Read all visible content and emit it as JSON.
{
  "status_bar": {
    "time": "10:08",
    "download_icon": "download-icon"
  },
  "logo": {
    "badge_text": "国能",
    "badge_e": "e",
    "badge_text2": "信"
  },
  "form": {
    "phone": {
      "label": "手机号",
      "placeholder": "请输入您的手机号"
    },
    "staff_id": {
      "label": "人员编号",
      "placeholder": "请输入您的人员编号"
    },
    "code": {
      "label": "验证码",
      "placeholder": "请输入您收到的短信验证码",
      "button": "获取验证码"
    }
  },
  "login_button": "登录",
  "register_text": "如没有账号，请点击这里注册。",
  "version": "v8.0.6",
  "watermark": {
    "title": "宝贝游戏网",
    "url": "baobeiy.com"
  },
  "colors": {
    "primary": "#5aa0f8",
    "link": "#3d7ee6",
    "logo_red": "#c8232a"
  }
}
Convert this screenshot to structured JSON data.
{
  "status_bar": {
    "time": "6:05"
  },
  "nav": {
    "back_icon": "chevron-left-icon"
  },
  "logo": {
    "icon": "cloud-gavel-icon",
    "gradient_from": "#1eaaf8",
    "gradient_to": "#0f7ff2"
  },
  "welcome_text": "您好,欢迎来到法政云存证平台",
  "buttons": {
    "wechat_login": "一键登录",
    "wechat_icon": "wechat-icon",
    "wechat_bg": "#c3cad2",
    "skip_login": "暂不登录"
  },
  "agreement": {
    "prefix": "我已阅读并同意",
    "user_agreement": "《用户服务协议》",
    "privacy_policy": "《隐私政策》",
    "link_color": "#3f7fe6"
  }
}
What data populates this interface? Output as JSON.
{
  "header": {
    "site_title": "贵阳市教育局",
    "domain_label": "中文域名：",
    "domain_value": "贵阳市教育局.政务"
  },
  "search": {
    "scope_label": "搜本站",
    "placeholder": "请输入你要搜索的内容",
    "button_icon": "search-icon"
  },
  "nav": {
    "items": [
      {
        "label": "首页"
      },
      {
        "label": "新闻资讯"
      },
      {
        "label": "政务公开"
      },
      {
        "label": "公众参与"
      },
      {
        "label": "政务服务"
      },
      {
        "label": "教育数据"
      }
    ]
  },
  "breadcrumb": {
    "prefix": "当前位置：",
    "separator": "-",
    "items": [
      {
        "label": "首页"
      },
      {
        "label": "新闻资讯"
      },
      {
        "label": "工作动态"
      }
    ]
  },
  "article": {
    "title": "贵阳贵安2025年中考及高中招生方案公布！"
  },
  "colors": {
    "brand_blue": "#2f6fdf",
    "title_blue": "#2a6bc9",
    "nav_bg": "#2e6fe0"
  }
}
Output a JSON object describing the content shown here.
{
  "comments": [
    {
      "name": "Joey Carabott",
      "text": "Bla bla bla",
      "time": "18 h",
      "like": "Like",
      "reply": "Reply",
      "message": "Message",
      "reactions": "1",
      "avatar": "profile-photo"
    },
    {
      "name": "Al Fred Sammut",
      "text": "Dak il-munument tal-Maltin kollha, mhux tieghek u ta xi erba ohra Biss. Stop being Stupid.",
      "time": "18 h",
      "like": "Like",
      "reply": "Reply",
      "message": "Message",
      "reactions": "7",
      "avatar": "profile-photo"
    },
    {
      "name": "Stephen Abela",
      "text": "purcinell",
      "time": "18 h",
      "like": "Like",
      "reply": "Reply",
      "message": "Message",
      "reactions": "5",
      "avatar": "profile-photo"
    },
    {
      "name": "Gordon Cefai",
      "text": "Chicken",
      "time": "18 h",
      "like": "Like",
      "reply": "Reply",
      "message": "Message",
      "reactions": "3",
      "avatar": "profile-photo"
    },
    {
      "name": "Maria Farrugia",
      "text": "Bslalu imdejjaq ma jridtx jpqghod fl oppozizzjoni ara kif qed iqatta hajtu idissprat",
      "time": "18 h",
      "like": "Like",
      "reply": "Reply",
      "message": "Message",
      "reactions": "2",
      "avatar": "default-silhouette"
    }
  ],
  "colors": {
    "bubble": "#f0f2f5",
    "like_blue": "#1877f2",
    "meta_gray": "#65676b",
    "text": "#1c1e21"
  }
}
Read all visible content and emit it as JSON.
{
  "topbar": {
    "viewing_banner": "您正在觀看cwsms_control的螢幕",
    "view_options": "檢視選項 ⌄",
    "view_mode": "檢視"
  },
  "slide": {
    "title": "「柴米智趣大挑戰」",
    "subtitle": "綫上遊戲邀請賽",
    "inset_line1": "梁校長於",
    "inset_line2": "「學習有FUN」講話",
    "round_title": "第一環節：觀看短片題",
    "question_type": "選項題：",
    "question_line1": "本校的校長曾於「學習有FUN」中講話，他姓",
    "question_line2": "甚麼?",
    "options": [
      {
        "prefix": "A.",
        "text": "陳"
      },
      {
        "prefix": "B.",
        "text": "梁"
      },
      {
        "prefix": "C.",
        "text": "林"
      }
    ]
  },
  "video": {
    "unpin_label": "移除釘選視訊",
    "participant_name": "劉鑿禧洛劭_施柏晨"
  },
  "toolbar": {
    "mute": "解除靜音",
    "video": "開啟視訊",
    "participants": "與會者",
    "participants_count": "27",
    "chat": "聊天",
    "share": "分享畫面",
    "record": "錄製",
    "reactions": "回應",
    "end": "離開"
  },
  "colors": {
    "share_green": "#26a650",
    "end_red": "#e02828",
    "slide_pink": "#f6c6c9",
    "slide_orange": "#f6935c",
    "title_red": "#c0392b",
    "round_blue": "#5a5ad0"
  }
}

** SET PROBLEM **
Return the entries above exactly, each one complete.

** WORKED SOLUTION **
Read all visible content and emit it as JSON.
{
  "status_bar": {
    "time": "10:08",
    "download_icon": "download-icon"
  },
  "logo": {
    "badge_text": "国能",
    "badge_e": "e",
    "badge_text2": "信"
  },
  "form": {
    "phone": {
      "label": "手机号",
      "placeholder": "请输入您的手机号"
    },
    "staff_id": {
      "label": "人员编号",
      "placeholder": "请输入您的人员编号"
    },
    "code": {
      "label": "验证码",
      "placeholder": "请输入您收到的短信验证码",
      "button": "获取验证码"
    }
  },
  "login_button": "登录",
  "register_text": "如没有账号，请点击这里注册。",
  "version": "v8.0.6",
  "watermark": {
    "title": "宝贝游戏网",
    "url": "baobeiy.com"
  },
  "colors": {
    "primary": "#5aa0f8",
    "link": "#3d7ee6",
    "logo_red": "#c8232a"
  }
}
Convert this screenshot to structured JSON data.
{
  "status_bar": {
    "time": "6:05"
  },
  "nav": {
    "back_icon": "chevron-left-icon"
  },
  "logo": {
    "icon": "cloud-gavel-icon",
    "gradient_from": "#1eaaf8",
    "gradient_to": "#0f7ff2"
  },
  "welcome_text": "您好,欢迎来到法政云存证平台",
  "buttons": {
    "wechat_login": "一键登录",
    "wechat_icon": "wechat-icon",
    "wechat_bg": "#c3cad2",
    "skip_login": "暂不登录"
  },
  "agreement": {
    "prefix": "我已阅读并同意",
    "user_agreement": "《用户服务协议》",
    "privacy_policy": "《隐私政策》",
    "link_color": "#3f7fe6"
  }
}
What data populates this interface? Output as JSON.
{
  "header": {
    "site_title": "贵阳市教育局",
    "domain_label": "中文域名：",
    "domain_value": "贵阳市教育局.政务"
  },
  "search": {
    "scope_label": "搜本站",
    "placeholder": "请输入你要搜索的内容",
    "button_icon": "search-icon"
  },
  "nav": {
    "items": [
      {
        "label": "首页"
      },
      {
        "label": "新闻资讯"
      },
      {
        "label": "政务公开"
      },
      {
        "label": "公众参与"
      },
      {
        "label": "政务服务"
      },
      {
        "label": "教育数据"
      }
    ]
  },
  "breadcrumb": {
    "prefix": "当前位置：",
    "separator": "-",
    "items": [
      {
        "label": "首页"
      },
      {
        "label": "新闻资讯"
      },
      {
        "label": "工作动态"
      }
    ]
  },
  "article": {
    "title": "贵阳贵安2025年中考及高中招生方案公布！"
  },
  "colors": {
    "brand_blue": "#2f6fdf",
    "title_blue": "#2a6bc9",
    "nav_bg": "#2e6fe0"
  }
}
Output a JSON object describing the content shown here.
{
  "comments": [
    {
      "name": "Joey Carabott",
      "text": "Bla bla bla",
      "time": "18 h",
      "like": "Like",
      "reply": "Reply",
      "message": "Message",
      "reactions": "1",
      "avatar": "profile-photo"
    },
    {
      "name": "Al Fred Sammut",
      "text": "Dak il-munument tal-Maltin kollha, mhux tieghek u ta xi erba ohra Biss. Stop being Stupid.",
      "time": "18 h",
      "like": "Like",
      "reply": "Reply",
      "message": "Message",
      "reactions": "7",
      "avatar": "profile-photo"
    },
    {
      "name": "Stephen Abela",
      "text": "purcinell",
      "time": "18 h",
      "like": "Like",
      "reply": "Reply",
      "message": "Message",
      "reactions": "5",
      "avatar": "profile-photo"
    },
    {
      "name": "Gordon Cefai",
      "text": "Chicken",
      "time": "18 h",
      "like": "Like",
      "reply": "Reply",
      "message": "Message",
      "reactions": "3",
      "avatar": "profile-photo"
    },
    {
      "name": "Maria Farrugia",
      "text": "Bslalu imdejjaq ma jridtx jpqghod fl oppozizzjoni ara kif qed iqatta hajtu idissprat",
      "time": "18 h",
      "like": "Like",
      "reply": "Reply",
      "message": "Message",
      "reactions": "2",
      "avatar": "default-silhouette"
    }
  ],
  "colors": {
    "bubble": "#f0f2f5",
    "like_blue": "#1877f2",
    "meta_gray": "#65676b",
    "text": "#1c1e21"
  }
}
Read all visible content and emit it as JSON.
{
  "topbar": {
    "viewing_banner": "您正在觀看cwsms_control的螢幕",
    "view_options": "檢視選項 ⌄",
    "view_mode": "檢視"
  },
  "slide": {
    "title": "「柴米智趣大挑戰」",
    "subtitle": "綫上遊戲邀請賽",
    "inset_line1": "梁校長於",
    "inset_line2": "「學習有FUN」講話",
    "round_title": "第一環節：觀看短片題",
    "question_type": "選項題：",
    "question_line1": "本校的校長曾於「學習有FUN」中講話，他姓",
    "question_line2": "甚麼?",
    "options": [
      {
        "prefix": "A.",
        "text": "陳"
      },
      {
        "prefix": "B.",
        "text": "梁"
      },
      {
        "prefix": "C.",
        "text": "林"
      }
    ]
  },
  "video": {
    "unpin_label": "移除釘選視訊",
    "participant_name": "劉鑿禧洛劭_施柏晨"
  },
  "toolbar": {
    "mute": "解除靜音",
    "video": "開啟視訊",
    "participants": "與會者",
    "participants_count": "27",
    "chat": "聊天",
    "share": "分享畫面",
    "record": "錄製",
    "reactions": "回應",
    "end": "離開"
  },
  "colors": {
    "share_green": "#26a650",
    "end_red": "#e02828",
    "slide_pink": "#f6c6c9",
    "slide_orange": "#f6935c",
    "title_red": "#c0392b",
    "round_blue": "#5a5ad0"
  }
}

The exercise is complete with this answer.